* _Exercise description_
Below are entries. Pull out all lines containing "Poppelbaum".

* _Extracted entries_
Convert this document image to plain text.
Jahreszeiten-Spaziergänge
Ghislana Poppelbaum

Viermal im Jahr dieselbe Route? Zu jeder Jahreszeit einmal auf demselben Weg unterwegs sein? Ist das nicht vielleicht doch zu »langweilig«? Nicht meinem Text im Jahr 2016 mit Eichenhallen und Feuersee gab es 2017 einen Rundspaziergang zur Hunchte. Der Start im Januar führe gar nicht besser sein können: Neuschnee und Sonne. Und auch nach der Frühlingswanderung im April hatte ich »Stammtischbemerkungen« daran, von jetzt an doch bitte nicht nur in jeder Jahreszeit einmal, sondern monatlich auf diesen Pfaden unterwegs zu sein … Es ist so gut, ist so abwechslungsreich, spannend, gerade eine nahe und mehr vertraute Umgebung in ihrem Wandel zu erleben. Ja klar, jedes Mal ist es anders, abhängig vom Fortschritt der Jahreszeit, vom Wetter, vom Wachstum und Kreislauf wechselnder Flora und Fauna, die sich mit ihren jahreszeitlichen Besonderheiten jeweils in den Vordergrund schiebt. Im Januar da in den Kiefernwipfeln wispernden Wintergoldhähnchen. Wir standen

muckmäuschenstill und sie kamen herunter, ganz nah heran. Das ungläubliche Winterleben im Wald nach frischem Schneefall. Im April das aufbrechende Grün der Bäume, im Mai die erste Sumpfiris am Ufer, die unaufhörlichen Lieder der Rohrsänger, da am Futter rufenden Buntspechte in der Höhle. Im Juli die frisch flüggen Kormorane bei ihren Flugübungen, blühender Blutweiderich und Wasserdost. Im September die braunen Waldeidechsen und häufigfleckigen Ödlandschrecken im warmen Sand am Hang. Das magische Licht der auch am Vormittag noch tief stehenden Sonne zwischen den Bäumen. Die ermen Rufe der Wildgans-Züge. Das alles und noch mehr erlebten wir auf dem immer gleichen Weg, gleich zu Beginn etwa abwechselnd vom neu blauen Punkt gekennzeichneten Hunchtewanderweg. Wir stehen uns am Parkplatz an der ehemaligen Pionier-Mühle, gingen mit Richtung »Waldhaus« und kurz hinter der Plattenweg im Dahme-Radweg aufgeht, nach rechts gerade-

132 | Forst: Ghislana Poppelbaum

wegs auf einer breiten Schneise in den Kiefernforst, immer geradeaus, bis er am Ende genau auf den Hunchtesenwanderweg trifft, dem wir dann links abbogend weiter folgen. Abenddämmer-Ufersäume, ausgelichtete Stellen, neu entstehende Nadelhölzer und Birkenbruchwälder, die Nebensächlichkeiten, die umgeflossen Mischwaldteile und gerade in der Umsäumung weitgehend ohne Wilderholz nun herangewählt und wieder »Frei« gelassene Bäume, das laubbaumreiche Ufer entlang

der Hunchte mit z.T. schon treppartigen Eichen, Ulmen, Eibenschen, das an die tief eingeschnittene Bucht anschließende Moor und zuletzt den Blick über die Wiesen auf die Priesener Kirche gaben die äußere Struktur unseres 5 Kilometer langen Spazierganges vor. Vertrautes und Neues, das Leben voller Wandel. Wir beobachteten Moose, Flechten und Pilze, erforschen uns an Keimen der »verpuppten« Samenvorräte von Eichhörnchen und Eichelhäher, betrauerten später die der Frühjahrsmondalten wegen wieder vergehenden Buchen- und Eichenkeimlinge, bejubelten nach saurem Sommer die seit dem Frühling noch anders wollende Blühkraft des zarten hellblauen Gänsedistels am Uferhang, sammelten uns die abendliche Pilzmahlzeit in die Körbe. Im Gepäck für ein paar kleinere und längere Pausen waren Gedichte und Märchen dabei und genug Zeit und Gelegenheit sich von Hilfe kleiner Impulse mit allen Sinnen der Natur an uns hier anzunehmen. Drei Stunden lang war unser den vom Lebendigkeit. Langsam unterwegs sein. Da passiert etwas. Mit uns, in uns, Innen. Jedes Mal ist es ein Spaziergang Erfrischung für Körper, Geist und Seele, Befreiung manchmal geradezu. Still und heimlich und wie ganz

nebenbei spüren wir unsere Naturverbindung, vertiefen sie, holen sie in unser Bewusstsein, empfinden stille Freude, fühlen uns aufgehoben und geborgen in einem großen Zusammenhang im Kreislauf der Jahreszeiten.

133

==

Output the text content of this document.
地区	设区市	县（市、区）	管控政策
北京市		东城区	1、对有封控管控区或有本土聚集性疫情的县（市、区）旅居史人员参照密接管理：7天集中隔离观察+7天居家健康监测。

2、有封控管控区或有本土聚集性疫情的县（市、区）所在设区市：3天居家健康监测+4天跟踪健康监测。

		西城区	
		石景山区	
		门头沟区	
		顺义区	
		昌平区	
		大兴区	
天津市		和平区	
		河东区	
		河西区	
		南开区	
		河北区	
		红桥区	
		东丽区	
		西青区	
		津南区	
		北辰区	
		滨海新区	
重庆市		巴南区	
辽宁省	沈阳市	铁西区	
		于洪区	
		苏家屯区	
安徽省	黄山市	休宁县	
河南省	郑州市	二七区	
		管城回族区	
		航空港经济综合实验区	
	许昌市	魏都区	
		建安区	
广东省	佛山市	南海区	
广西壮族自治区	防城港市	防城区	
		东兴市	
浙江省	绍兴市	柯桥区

* _The reply_
Ghislana Poppelbaum
132 | Forst: Ghislana Poppelbaum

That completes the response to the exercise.